[Entries with figure data]

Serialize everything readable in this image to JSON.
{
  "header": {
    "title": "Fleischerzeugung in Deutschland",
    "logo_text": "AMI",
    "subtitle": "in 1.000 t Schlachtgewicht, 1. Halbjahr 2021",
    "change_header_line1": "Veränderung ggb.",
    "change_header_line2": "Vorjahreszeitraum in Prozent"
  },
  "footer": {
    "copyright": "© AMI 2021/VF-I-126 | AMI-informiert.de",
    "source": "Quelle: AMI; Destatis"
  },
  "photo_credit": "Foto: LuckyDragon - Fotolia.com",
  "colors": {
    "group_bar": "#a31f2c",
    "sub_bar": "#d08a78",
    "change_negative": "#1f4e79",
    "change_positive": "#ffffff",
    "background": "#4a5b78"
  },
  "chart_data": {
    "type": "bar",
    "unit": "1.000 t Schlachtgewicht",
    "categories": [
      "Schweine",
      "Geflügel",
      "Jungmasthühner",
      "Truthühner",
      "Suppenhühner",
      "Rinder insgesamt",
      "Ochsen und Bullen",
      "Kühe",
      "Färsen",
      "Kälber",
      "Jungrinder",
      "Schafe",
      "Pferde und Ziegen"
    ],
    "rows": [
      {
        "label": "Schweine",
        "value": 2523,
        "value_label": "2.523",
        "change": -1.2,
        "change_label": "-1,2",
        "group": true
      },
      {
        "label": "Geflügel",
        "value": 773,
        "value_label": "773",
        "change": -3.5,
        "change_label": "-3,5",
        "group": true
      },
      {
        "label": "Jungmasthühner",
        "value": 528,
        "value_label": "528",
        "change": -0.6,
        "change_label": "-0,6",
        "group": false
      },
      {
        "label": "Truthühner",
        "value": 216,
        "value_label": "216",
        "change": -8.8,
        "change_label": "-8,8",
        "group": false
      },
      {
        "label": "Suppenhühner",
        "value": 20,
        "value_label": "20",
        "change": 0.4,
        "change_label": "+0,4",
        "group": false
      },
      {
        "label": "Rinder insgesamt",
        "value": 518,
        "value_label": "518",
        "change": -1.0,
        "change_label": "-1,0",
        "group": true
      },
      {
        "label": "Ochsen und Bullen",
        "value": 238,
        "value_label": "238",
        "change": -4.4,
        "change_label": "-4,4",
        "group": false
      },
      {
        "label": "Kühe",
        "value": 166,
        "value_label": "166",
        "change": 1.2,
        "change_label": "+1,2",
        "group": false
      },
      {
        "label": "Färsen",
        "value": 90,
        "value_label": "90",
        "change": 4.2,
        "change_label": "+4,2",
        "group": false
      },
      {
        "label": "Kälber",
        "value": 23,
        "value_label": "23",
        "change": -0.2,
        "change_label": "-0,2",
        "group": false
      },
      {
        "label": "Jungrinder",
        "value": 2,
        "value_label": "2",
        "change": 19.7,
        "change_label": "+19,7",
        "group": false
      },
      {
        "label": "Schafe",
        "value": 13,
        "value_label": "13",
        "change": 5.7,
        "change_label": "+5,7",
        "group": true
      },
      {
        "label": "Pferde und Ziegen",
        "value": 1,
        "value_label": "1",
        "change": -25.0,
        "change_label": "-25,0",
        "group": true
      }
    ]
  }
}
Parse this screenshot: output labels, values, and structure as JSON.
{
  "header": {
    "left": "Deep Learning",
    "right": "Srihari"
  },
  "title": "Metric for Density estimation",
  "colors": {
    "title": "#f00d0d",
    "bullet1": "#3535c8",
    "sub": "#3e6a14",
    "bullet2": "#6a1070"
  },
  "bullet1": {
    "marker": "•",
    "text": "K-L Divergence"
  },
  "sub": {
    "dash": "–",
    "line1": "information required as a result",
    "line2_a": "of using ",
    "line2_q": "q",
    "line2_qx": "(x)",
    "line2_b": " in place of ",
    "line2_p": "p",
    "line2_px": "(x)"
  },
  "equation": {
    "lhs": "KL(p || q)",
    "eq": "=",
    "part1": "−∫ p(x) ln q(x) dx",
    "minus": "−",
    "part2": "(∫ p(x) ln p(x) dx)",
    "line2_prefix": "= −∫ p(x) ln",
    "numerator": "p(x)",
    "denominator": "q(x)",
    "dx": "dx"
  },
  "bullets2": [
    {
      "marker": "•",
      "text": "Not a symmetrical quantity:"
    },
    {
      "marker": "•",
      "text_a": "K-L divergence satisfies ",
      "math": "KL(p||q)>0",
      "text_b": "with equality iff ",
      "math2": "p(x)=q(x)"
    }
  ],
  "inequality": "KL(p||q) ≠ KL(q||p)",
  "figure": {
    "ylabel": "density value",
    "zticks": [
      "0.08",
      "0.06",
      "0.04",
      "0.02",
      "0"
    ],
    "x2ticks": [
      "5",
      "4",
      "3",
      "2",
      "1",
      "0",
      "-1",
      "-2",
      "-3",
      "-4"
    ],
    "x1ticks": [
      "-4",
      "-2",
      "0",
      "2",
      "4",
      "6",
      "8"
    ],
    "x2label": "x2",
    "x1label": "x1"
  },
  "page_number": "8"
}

▶ EXERCISE:
Locate the string "Ochsen" in the listing above and copy every line where it occurs.

▶ COMPLETE OUTPUT:
      "Ochsen und Bullen",
        "label": "Ochsen und Bullen",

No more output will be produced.